▸ **Given exercise**: Where a line of the listing below includes the word "text", reproduce that line.

▸ **Entries supplied**:

%%

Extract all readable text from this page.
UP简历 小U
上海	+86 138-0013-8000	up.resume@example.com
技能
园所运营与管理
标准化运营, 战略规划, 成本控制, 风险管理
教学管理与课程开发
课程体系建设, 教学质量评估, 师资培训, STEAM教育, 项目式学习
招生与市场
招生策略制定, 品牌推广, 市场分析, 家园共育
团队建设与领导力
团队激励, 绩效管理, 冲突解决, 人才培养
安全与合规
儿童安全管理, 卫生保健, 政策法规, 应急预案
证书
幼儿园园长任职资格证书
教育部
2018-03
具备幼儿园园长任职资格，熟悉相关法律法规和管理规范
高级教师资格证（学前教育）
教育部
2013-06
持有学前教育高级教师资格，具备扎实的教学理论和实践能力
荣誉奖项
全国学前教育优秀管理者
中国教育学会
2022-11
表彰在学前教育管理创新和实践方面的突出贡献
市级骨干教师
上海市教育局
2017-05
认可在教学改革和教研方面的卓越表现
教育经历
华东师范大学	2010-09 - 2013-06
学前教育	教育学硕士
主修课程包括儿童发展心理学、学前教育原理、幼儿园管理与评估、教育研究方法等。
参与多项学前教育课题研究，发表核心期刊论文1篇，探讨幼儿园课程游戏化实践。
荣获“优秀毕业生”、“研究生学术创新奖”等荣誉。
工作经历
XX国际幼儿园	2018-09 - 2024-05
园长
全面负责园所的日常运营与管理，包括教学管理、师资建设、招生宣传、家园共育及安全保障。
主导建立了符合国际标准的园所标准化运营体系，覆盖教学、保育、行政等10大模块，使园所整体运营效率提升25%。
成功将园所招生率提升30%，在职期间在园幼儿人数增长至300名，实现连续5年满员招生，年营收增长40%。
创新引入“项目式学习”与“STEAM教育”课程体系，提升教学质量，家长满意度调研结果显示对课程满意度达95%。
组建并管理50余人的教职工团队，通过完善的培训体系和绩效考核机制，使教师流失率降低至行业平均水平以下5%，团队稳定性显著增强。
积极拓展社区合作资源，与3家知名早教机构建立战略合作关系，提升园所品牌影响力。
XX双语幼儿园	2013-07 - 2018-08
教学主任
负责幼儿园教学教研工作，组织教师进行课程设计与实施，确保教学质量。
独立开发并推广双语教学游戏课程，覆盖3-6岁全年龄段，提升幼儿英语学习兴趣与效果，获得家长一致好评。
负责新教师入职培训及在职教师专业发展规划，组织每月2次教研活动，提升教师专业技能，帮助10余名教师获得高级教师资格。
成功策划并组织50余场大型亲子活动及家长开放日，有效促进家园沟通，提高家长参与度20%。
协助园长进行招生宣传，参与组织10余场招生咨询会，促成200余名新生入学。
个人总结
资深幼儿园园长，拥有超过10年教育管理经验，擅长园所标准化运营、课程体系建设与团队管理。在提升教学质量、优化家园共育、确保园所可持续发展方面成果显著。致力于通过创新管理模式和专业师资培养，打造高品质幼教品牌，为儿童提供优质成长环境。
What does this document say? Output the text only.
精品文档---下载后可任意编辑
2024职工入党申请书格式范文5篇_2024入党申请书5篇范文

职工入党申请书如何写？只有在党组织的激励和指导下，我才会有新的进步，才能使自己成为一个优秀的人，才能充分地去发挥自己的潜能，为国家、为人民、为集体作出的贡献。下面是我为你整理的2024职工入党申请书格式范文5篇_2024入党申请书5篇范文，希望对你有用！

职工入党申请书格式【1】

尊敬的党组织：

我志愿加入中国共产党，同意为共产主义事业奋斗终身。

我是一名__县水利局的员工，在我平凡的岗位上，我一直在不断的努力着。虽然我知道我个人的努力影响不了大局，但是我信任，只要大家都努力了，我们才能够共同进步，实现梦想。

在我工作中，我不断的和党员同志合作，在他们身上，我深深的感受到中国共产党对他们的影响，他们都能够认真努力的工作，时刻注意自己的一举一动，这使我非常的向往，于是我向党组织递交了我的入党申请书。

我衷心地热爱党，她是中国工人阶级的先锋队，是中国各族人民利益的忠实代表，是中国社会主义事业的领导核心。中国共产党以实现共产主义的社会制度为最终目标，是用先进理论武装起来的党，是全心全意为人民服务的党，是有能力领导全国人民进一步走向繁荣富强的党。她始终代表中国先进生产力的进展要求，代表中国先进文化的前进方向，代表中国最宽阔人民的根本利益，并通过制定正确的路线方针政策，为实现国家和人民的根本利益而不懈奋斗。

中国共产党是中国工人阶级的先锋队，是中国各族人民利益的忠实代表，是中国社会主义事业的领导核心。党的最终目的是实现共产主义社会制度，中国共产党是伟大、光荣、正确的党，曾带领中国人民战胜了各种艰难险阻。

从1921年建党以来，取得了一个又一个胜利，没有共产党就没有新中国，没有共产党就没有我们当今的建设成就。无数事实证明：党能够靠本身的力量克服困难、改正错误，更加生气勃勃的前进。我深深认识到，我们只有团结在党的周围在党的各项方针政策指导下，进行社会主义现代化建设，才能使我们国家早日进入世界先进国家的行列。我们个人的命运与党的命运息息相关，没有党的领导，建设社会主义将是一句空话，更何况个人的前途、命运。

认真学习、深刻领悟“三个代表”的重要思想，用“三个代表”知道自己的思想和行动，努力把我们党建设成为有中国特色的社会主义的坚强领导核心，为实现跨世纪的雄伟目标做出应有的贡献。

%%

▸ **Answer below**:
Extract all readable text from this page.
What does this document say? Output the text only.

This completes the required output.